Information given ▸
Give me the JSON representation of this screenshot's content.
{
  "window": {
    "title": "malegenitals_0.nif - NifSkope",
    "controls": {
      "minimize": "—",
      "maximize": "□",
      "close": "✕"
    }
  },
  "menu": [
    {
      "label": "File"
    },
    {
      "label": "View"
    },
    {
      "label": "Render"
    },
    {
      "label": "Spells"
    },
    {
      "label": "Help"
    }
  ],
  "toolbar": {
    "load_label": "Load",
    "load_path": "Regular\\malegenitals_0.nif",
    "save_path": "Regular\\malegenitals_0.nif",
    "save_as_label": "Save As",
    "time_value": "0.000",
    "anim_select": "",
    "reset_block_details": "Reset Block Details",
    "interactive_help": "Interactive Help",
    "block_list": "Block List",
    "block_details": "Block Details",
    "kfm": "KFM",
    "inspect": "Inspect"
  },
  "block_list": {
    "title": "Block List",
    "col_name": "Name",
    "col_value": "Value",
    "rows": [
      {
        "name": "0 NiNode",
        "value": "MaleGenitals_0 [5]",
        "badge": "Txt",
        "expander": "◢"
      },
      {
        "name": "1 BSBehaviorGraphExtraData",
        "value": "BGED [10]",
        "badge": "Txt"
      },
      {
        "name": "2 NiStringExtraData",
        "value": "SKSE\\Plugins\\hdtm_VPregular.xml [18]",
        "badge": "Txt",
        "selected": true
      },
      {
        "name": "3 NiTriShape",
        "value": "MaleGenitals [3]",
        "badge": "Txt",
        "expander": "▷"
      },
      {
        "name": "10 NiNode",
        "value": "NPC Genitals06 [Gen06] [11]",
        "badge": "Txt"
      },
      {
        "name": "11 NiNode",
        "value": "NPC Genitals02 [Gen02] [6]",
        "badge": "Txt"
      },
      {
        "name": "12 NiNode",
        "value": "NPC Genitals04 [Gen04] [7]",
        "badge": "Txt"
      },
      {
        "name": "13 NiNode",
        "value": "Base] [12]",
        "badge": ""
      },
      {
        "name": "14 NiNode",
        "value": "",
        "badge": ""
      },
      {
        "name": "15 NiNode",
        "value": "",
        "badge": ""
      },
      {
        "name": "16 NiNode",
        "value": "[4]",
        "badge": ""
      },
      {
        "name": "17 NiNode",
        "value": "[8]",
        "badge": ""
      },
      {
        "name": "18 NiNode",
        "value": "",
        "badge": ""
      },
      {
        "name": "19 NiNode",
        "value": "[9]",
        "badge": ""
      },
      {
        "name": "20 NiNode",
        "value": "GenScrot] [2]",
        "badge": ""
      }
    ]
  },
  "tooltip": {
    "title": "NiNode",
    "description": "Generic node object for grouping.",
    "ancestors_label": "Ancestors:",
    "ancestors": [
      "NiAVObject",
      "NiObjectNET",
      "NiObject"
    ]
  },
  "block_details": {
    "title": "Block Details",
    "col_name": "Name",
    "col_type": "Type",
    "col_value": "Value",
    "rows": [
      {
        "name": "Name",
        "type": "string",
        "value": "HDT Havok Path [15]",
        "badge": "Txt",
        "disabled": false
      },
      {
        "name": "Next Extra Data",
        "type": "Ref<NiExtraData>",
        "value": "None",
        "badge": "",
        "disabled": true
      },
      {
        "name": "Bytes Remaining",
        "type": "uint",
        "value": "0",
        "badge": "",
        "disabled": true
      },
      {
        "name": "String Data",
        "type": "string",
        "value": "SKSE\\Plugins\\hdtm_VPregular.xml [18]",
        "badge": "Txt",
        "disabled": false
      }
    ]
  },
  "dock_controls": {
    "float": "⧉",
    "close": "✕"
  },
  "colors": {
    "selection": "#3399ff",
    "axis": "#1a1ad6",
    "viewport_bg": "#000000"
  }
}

Task statement ▸ Exactly as shown, repeat every record.

Solution for this task ▸
Give me the JSON representation of this screenshot's content.
{
  "window": {
    "title": "malegenitals_0.nif - NifSkope",
    "controls": {
      "minimize": "—",
      "maximize": "□",
      "close": "✕"
    }
  },
  "menu": [
    {
      "label": "File"
    },
    {
      "label": "View"
    },
    {
      "label": "Render"
    },
    {
      "label": "Spells"
    },
    {
      "label": "Help"
    }
  ],
  "toolbar": {
    "load_label": "Load",
    "load_path": "Regular\\malegenitals_0.nif",
    "save_path": "Regular\\malegenitals_0.nif",
    "save_as_label": "Save As",
    "time_value": "0.000",
    "anim_select": "",
    "reset_block_details": "Reset Block Details",
    "interactive_help": "Interactive Help",
    "block_list": "Block List",
    "block_details": "Block Details",
    "kfm": "KFM",
    "inspect": "Inspect"
  },
  "block_list": {
    "title": "Block List",
    "col_name": "Name",
    "col_value": "Value",
    "rows": [
      {
        "name": "0 NiNode",
        "value": "MaleGenitals_0 [5]",
        "badge": "Txt",
        "expander": "◢"
      },
      {
        "name": "1 BSBehaviorGraphExtraData",
        "value": "BGED [10]",
        "badge": "Txt"
      },
      {
        "name": "2 NiStringExtraData",
        "value": "SKSE\\Plugins\\hdtm_VPregular.xml [18]",
        "badge": "Txt",
        "selected": true
      },
      {
        "name": "3 NiTriShape",
        "value": "MaleGenitals [3]",
        "badge": "Txt",
        "expander": "▷"
      },
      {
        "name": "10 NiNode",
        "value": "NPC Genitals06 [Gen06] [11]",
        "badge": "Txt"
      },
      {
        "name": "11 NiNode",
        "value": "NPC Genitals02 [Gen02] [6]",
        "badge": "Txt"
      },
      {
        "name": "12 NiNode",
        "value": "NPC Genitals04 [Gen04] [7]",
        "badge": "Txt"
      },
      {
        "name": "13 NiNode",
        "value": "Base] [12]",
        "badge": ""
      },
      {
        "name": "14 NiNode",
        "value": "",
        "badge": ""
      },
      {
        "name": "15 NiNode",
        "value": "",
        "badge": ""
      },
      {
        "name": "16 NiNode",
        "value": "[4]",
        "badge": ""
      },
      {
        "name": "17 NiNode",
        "value": "[8]",
        "badge": ""
      },
      {
        "name": "18 NiNode",
        "value": "",
        "badge": ""
      },
      {
        "name": "19 NiNode",
        "value": "[9]",
        "badge": ""
      },
      {
        "name": "20 NiNode",
        "value": "GenScrot] [2]",
        "badge": ""
      }
    ]
  },
  "tooltip": {
    "title": "NiNode",
    "description": "Generic node object for grouping.",
    "ancestors_label": "Ancestors:",
    "ancestors": [
      "NiAVObject",
      "NiObjectNET",
      "NiObject"
    ]
  },
  "block_details": {
    "title": "Block Details",
    "col_name": "Name",
    "col_type": "Type",
    "col_value": "Value",
    "rows": [
      {
        "name": "Name",
        "type": "string",
        "value": "HDT Havok Path [15]",
        "badge": "Txt",
        "disabled": false
      },
      {
        "name": "Next Extra Data",
        "type": "Ref<NiExtraData>",
        "value": "None",
        "badge": "",
        "disabled": true
      },
      {
        "name": "Bytes Remaining",
        "type": "uint",
        "value": "0",
        "badge": "",
        "disabled": true
      },
      {
        "name": "String Data",
        "type": "string",
        "value": "SKSE\\Plugins\\hdtm_VPregular.xml [18]",
        "badge": "Txt",
        "disabled": false
      }
    ]
  },
  "dock_controls": {
    "float": "⧉",
    "close": "✕"
  },
  "colors": {
    "selection": "#3399ff",
    "axis": "#1a1ad6",
    "viewport_bg": "#000000"
  }
}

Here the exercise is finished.